Identify and reproduce every line holding the string "státusza".

[Lines of data]
■ ■ ■

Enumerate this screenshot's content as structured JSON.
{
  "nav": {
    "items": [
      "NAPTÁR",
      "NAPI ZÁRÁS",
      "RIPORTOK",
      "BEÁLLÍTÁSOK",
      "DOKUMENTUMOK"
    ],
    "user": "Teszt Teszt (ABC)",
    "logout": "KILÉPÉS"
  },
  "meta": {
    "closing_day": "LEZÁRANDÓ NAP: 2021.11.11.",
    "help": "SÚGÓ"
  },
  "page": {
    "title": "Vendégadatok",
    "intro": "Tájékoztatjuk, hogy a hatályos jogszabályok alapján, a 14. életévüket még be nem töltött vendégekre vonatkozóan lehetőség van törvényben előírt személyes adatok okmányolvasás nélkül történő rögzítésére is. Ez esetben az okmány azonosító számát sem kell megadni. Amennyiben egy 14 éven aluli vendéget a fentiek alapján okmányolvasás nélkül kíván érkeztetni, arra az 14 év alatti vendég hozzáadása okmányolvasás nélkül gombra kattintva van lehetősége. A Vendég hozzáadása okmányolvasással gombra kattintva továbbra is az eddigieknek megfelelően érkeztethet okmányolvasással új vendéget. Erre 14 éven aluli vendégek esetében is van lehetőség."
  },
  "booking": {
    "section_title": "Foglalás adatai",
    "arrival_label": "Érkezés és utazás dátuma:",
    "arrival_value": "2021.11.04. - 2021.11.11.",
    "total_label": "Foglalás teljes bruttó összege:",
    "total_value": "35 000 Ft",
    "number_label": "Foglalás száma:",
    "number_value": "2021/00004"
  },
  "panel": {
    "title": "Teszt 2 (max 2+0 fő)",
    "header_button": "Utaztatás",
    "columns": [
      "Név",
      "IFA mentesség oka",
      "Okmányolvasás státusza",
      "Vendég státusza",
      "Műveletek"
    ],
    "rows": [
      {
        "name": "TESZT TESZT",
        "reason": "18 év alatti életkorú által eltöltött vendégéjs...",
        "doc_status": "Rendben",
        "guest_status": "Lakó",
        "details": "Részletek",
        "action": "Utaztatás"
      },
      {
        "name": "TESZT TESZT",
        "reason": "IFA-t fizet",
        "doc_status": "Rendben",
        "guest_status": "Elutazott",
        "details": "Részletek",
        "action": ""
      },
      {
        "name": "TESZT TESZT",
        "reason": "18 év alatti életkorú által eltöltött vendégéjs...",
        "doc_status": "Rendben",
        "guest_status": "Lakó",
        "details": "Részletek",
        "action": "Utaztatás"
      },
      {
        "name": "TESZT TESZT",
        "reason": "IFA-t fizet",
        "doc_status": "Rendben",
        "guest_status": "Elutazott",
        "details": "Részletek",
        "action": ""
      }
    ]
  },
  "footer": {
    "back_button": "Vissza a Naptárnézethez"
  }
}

■ ■ ■

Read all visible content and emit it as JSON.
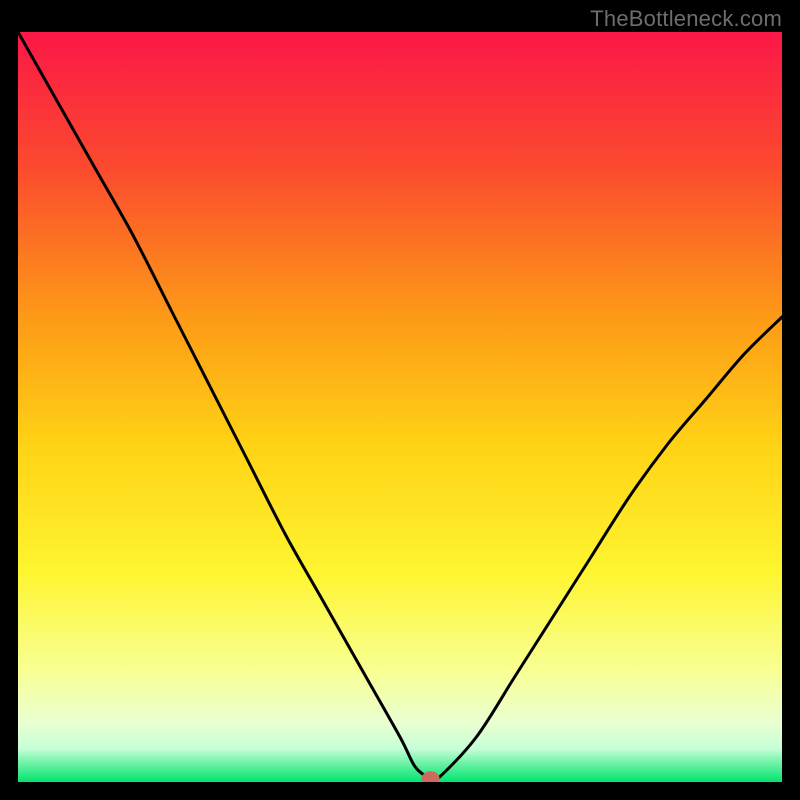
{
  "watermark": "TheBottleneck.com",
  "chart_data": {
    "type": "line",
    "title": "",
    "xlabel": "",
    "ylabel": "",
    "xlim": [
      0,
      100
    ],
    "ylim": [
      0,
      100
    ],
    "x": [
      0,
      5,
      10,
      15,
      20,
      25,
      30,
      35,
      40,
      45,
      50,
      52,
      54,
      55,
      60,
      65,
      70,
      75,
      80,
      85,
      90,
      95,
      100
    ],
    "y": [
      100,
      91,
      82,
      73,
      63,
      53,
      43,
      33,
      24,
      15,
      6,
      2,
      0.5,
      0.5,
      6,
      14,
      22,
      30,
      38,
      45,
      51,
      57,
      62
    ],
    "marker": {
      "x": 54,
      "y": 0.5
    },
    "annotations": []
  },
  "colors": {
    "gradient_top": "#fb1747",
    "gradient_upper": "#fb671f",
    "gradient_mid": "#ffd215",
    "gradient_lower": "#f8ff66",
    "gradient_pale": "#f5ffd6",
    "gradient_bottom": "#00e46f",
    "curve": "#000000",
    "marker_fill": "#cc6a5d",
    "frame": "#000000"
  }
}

■ ■ ■

_Solved exercise_.
      "Okmányolvasás státusza",
      "Vendég státusza",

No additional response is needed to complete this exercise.